(What is needed)
Output nothing but the number of lines that include the word "title".

(Given records)

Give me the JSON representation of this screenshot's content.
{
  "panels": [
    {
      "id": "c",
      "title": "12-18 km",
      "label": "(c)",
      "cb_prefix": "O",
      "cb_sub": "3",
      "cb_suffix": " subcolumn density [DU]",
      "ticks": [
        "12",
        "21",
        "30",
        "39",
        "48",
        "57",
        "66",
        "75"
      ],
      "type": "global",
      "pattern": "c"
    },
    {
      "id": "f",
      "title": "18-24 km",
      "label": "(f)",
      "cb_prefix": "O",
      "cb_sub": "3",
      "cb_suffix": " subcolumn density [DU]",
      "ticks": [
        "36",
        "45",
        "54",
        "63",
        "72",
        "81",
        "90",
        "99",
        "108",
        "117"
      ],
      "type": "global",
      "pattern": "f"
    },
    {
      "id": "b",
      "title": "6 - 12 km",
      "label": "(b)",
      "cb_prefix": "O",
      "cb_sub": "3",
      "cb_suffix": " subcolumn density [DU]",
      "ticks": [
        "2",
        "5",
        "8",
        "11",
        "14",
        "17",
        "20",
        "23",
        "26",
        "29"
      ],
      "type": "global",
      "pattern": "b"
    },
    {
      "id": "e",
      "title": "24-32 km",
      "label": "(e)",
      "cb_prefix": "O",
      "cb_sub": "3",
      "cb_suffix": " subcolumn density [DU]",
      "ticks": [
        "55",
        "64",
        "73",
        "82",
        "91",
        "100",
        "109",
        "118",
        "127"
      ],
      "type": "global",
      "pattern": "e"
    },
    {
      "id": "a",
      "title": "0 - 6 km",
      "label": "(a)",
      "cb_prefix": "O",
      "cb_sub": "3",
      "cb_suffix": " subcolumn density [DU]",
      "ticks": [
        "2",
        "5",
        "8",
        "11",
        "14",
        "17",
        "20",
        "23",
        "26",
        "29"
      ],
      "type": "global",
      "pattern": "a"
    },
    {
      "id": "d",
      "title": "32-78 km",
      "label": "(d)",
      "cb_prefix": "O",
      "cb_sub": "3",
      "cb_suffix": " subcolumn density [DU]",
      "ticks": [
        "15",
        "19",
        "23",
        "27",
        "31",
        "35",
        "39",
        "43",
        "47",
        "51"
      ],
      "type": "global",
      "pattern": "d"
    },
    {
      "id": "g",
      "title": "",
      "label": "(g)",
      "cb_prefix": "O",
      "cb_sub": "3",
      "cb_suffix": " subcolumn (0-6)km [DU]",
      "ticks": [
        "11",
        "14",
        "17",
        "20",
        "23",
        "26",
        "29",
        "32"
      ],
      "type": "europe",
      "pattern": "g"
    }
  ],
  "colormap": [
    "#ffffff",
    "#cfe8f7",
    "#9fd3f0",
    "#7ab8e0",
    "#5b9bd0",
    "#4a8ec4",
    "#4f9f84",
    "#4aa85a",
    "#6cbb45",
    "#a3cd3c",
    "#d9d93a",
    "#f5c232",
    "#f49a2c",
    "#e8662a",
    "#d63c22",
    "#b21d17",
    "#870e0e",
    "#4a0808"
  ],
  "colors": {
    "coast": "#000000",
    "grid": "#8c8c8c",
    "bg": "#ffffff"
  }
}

(Answer to this problem)
7